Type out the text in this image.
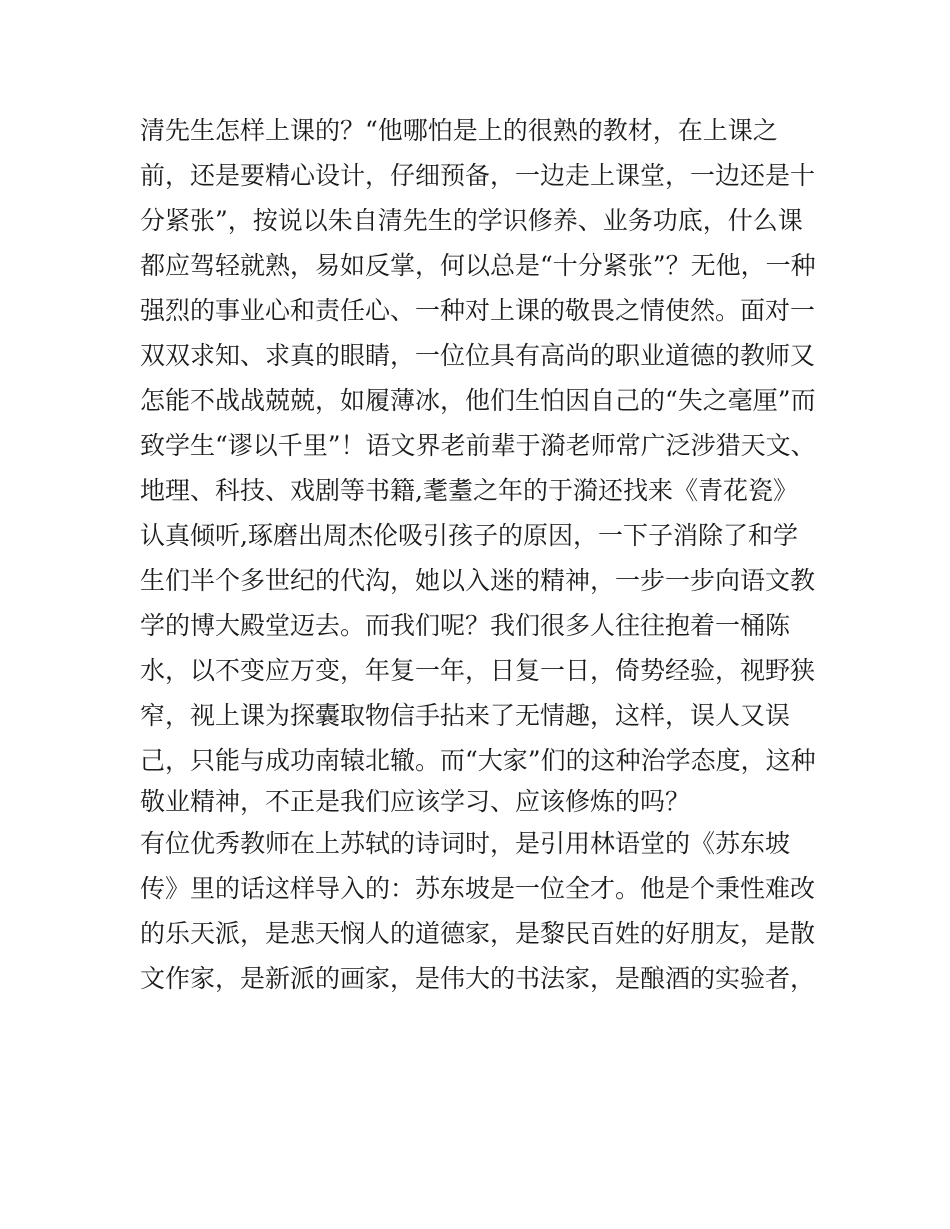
清先生怎样上课的？“他哪怕是上的很熟的教材，在上课之
前，还是要精心设计，仔细预备，一边走上课堂，一边还是十
分紧张”，按说以朱自清先生的学识修养、业务功底，什么课
都应驾轻就熟，易如反掌，何以总是“十分紧张”？无他，一种
强烈的事业心和责任心、一种对上课的敬畏之情使然。面对一
双双求知、求真的眼睛，一位位具有高尚的职业道德的教师又
怎能不战战兢兢，如履薄冰，他们生怕因自己的“失之毫厘”而
致学生“谬以千里”！语文界老前辈于漪老师常广泛涉猎天文、
地理、科技、戏剧等书籍,耄耋之年的于漪还找来《青花瓷》
认真倾听,琢磨出周杰伦吸引孩子的原因，一下子消除了和学
生们半个多世纪的代沟，她以入迷的精神，一步一步向语文教
学的博大殿堂迈去。而我们呢？我们很多人往往抱着一桶陈
水，以不变应万变，年复一年，日复一日，倚势经验，视野狭
窄，视上课为探囊取物信手拈来了无情趣，这样，误人又误
己，只能与成功南辕北辙。而“大家”们的这种治学态度，这种
敬业精神，不正是我们应该学习、应该修炼的吗？
有位优秀教师在上苏轼的诗词时，是引用林语堂的《苏东坡
传》里的话这样导入的：苏东坡是一位全才。他是个秉性难改
的乐天派，是悲天悯人的道德家，是黎民百姓的好朋友，是散
文作家，是新派的画家，是伟大的书法家，是酿酒的实验者，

# # # # #

▸ INSTRUCTIONS FOR THE TASK
Above are records with pictures; repeat the records exactly and leave the pictures out.

▸ FULL ANSWER
Type out the text in this image.
清先生怎样上课的？“他哪怕是上的很熟的教材，在上课之
前，还是要精心设计，仔细预备，一边走上课堂，一边还是十
分紧张”，按说以朱自清先生的学识修养、业务功底，什么课
都应驾轻就熟，易如反掌，何以总是“十分紧张”？无他，一种
强烈的事业心和责任心、一种对上课的敬畏之情使然。面对一
双双求知、求真的眼睛，一位位具有高尚的职业道德的教师又
怎能不战战兢兢，如履薄冰，他们生怕因自己的“失之毫厘”而
致学生“谬以千里”！语文界老前辈于漪老师常广泛涉猎天文、
地理、科技、戏剧等书籍,耄耋之年的于漪还找来《青花瓷》
认真倾听,琢磨出周杰伦吸引孩子的原因，一下子消除了和学
生们半个多世纪的代沟，她以入迷的精神，一步一步向语文教
学的博大殿堂迈去。而我们呢？我们很多人往往抱着一桶陈
水，以不变应万变，年复一年，日复一日，倚势经验，视野狭
窄，视上课为探囊取物信手拈来了无情趣，这样，误人又误
己，只能与成功南辕北辙。而“大家”们的这种治学态度，这种
敬业精神，不正是我们应该学习、应该修炼的吗？
有位优秀教师在上苏轼的诗词时，是引用林语堂的《苏东坡
传》里的话这样导入的：苏东坡是一位全才。他是个秉性难改
的乐天派，是悲天悯人的道德家，是黎民百姓的好朋友，是散
文作家，是新派的画家，是伟大的书法家，是酿酒的实验者，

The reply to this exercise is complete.